Directions: Copy out all lines where "document" appears.

Data:
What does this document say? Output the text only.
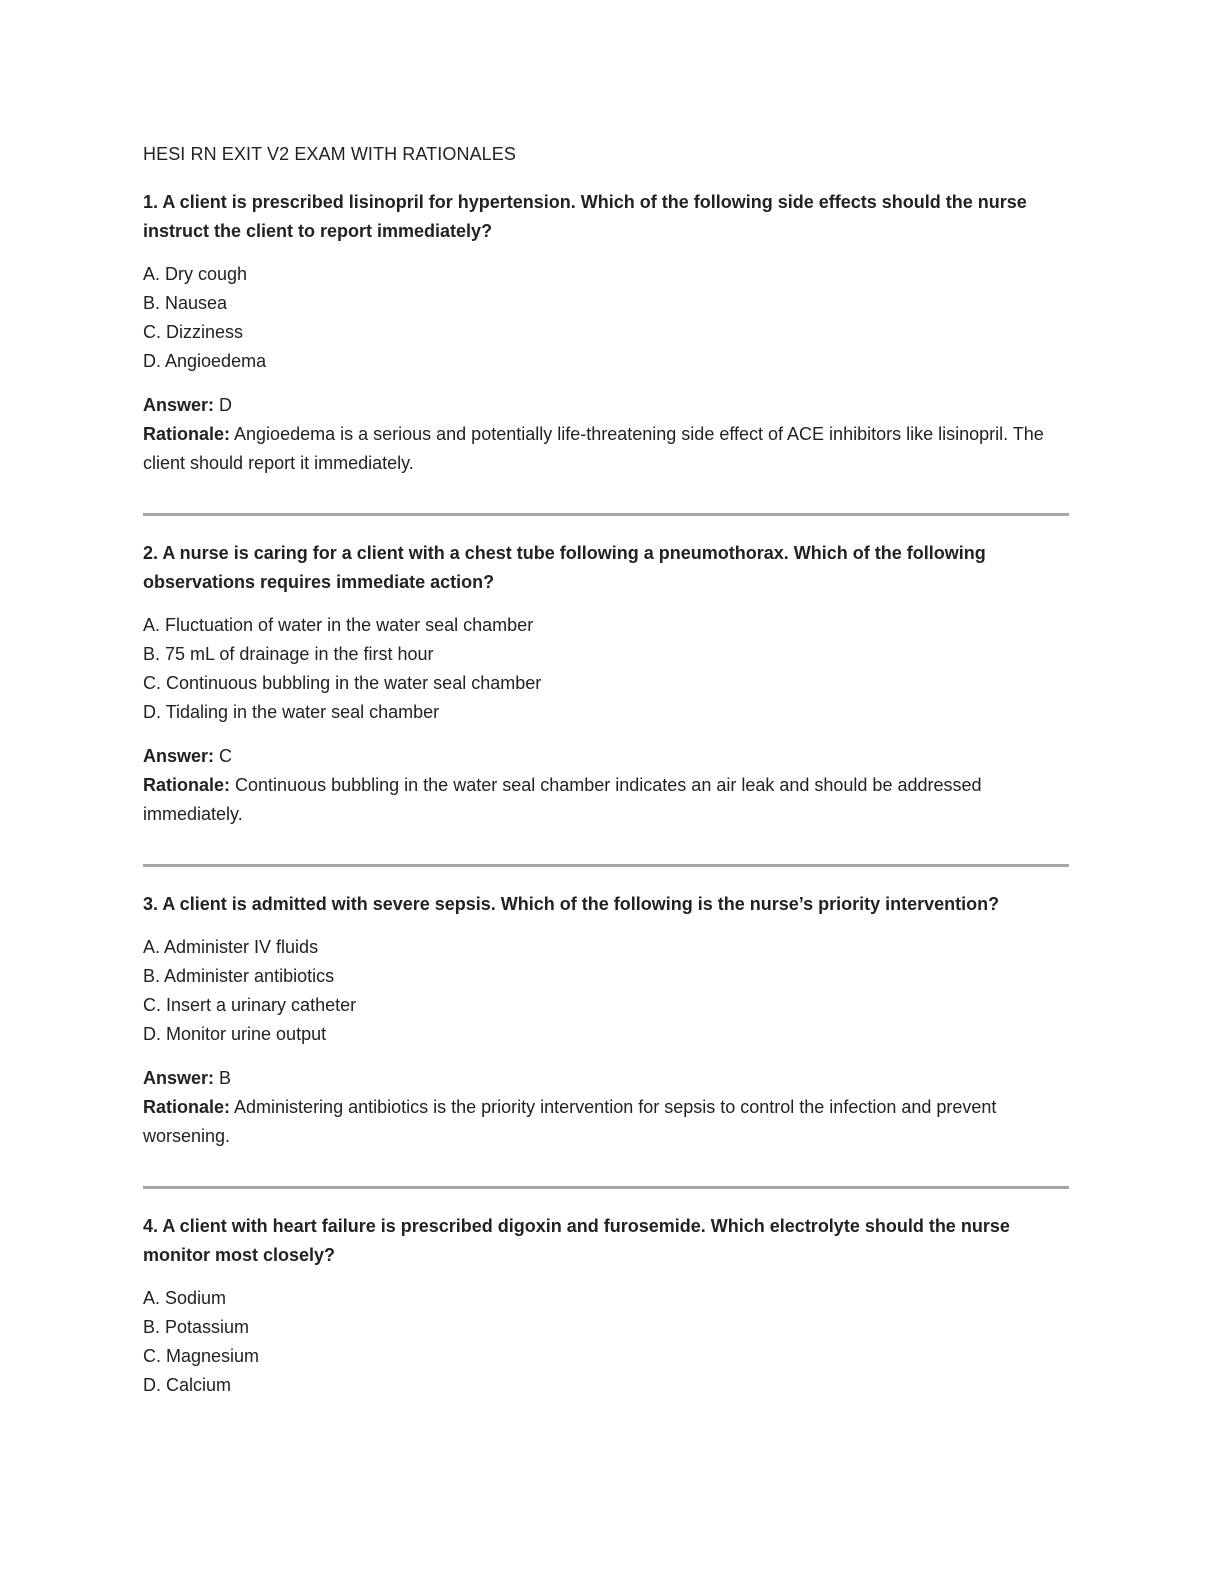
HESI RN EXIT V2 EXAM WITH RATIONALES
1. A client is prescribed lisinopril for hypertension. Which of the following side effects should the nurse instruct the client to report immediately?
A. Dry cough
B. Nausea
C. Dizziness
D. Angioedema
Answer: D
Rationale: Angioedema is a serious and potentially life-threatening side effect of ACE inhibitors like lisinopril. The client should report it immediately.
2. A nurse is caring for a client with a chest tube following a pneumothorax. Which of the following observations requires immediate action?
A. Fluctuation of water in the water seal chamber
B. 75 mL of drainage in the first hour
C. Continuous bubbling in the water seal chamber
D. Tidaling in the water seal chamber
Answer: C
Rationale: Continuous bubbling in the water seal chamber indicates an air leak and should be addressed immediately.
3. A client is admitted with severe sepsis. Which of the following is the nurse’s priority intervention?
A. Administer IV fluids
B. Administer antibiotics
C. Insert a urinary catheter
D. Monitor urine output
Answer: B
Rationale: Administering antibiotics is the priority intervention for sepsis to control the infection and prevent worsening.
4. A client with heart failure is prescribed digoxin and furosemide. Which electrolyte should the nurse monitor most closely?
A. Sodium
B. Potassium
C. Magnesium
D. Calcium
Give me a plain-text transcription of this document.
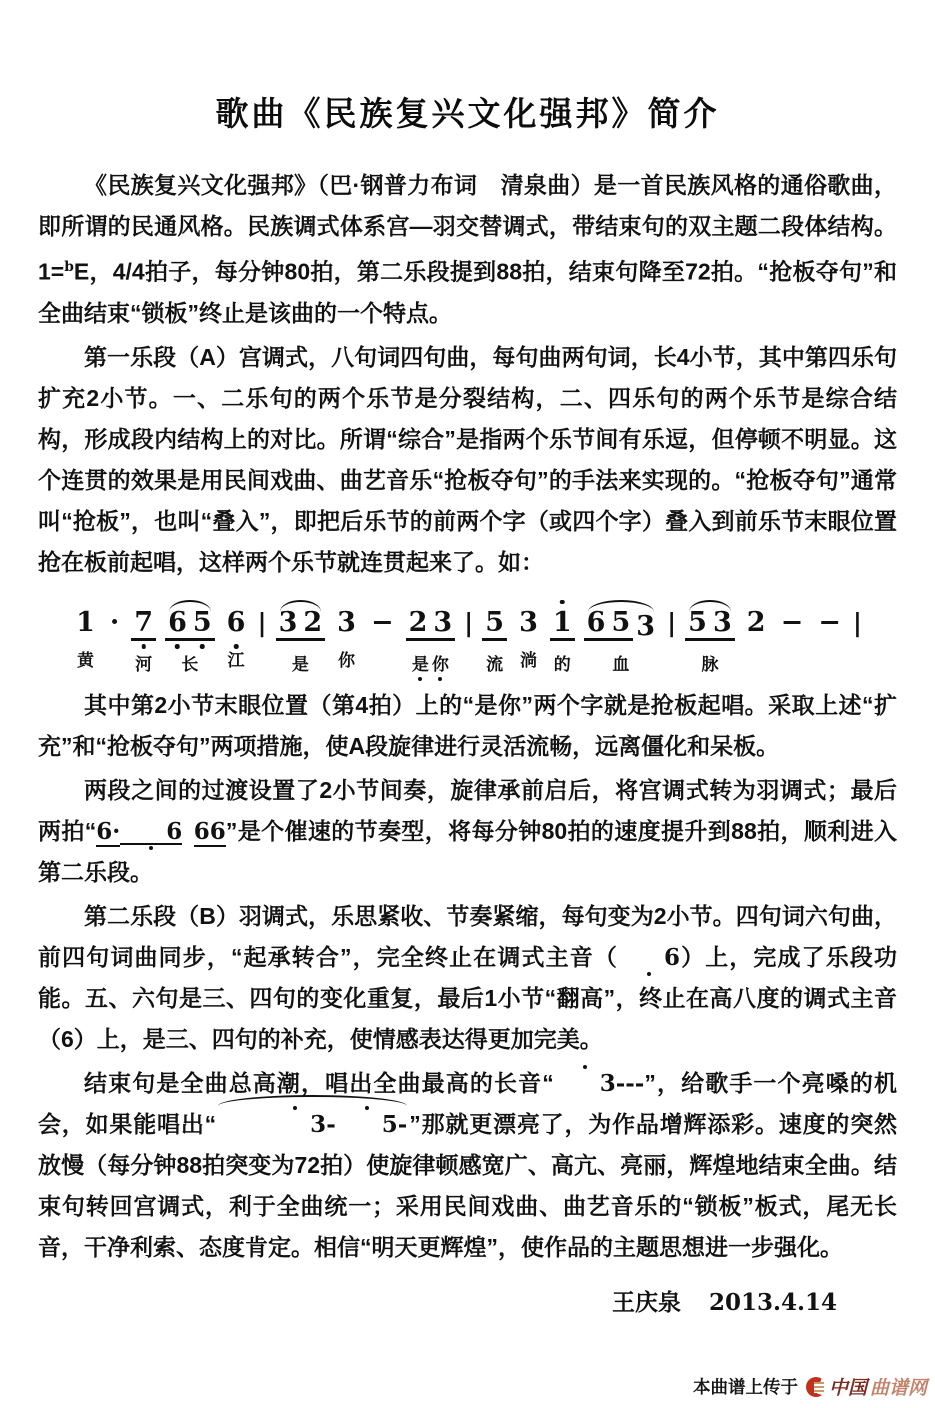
歌曲《民族复兴文化强邦》简介

《民族复兴文化强邦》（巴·钢普力布词　清泉曲）是一首民族风格的通俗歌曲，即所谓的民通风格。民族调式体系宫—羽交替调式，带结束句的双主题二段体结构。1=$^b$E，4/4拍子，每分钟80拍，第二乐段提到88拍，结束句降至72拍。“抢板夺句”和全曲结束“锁板”终止是该曲的一个特点。

第一乐段（A）宫调式，八句词四句曲，每句曲两句词，长4小节，其中第四乐句扩充2小节。一、二乐句的两个乐节是分裂结构，二、四乐句的两个乐节是综合结构，形成段内结构上的对比。所谓“综合”是指两个乐节间有乐逗，但停顿不明显。这个连贯的效果是用民间戏曲、曲艺音乐“抢板夺句”的手法来实现的。“抢板夺句”通常叫“抢板”，也叫“叠入”，即把后乐节的前两个字（或四个字）叠入到前乐节末眼位置抢在板前起唱，这样两个乐节就连贯起来了。如：

1
黄
· 7
河
6 5
长
6
江
| 3 2
是
3
你
− 2 3
是 你
| 5
流
3
淌
1
的
6 5 3
血
| 5 3
脉
2 − − |

其中第2小节末眼位置（第4拍）上的“是你”两个字就是抢板起唱。采取上述“扩充”和“抢板夺句”两项措施，使A段旋律进行灵活流畅，远离僵化和呆板。

两段之间的过渡设置了2小节间奏，旋律承前启后，将宫调式转为羽调式；最后两拍“6· 6  66”是个催速的节奏型，将每分钟80拍的速度提升到88拍，顺利进入第二乐段。

第二乐段（B）羽调式，乐思紧收、节奏紧缩，每句变为2小节。四句词六句曲，前四句词曲同步，“起承转合”，完全终止在调式主音（ 6）上，完成了乐段功能。五、六句是三、四句的变化重复，最后1小节“翻高”，终止在高八度的调式主音（6）上，是三、四句的补充，使情感表达得更加完美。

结束句是全曲总高潮，唱出全曲最高的长音“ 3---”，给歌手一个亮嗓的机会，如果能唱出“	3- 5-”那就更漂亮了，为作品增辉添彩。速度的突然放慢（每分钟88拍突变为72拍）使旋律顿感宽广、高亢、亮丽，辉煌地结束全曲。结束句转回宫调式，利于全曲统一；采用民间戏曲、曲艺音乐的“锁板”板式，尾无长音，干净利索、态度肯定。相信“明天更辉煌”，使作品的主题思想进一步强化。

王庆泉 2013.4.14
本曲谱上传于 中国 曲谱网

Expected answer:
What does this document say? Output the text only.
Give me a plain-text transcription of this document.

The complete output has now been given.